* Goal of the exercise *
Scan the data. Collect each line that contains the word "coast".

-- Excerpted data start --

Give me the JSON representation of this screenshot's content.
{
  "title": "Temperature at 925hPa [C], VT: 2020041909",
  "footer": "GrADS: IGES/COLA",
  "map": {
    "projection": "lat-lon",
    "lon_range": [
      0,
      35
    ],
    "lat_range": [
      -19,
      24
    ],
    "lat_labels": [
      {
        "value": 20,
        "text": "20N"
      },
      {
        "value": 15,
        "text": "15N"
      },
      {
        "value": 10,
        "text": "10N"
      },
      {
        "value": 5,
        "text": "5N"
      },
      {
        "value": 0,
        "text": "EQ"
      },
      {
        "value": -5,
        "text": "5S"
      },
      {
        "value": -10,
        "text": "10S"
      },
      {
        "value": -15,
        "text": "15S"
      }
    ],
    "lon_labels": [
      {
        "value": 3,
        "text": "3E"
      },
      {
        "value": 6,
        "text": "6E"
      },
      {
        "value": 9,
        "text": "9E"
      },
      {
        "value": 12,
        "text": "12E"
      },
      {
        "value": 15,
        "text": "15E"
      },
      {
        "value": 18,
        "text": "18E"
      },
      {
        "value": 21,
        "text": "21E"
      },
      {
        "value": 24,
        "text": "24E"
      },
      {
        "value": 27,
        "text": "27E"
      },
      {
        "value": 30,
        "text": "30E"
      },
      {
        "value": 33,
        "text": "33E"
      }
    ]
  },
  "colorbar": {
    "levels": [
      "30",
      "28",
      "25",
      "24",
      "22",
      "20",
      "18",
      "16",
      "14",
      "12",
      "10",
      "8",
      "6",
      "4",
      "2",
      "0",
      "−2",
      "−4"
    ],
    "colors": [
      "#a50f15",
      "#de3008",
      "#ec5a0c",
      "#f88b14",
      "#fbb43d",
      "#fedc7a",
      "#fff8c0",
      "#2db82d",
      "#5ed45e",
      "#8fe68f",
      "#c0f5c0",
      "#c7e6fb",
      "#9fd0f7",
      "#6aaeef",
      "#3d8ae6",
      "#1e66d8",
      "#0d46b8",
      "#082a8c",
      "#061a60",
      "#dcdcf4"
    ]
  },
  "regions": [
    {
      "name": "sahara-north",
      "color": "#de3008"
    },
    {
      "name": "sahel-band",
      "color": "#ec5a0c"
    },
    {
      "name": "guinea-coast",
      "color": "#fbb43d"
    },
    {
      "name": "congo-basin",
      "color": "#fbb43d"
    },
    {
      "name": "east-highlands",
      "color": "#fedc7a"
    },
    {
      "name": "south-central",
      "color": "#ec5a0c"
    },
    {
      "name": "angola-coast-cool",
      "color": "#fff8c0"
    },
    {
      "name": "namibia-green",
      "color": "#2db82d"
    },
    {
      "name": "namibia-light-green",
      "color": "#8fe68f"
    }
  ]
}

-- Excerpted data end --

* Result *
      "name": "guinea-coast",
      "name": "angola-coast-cool",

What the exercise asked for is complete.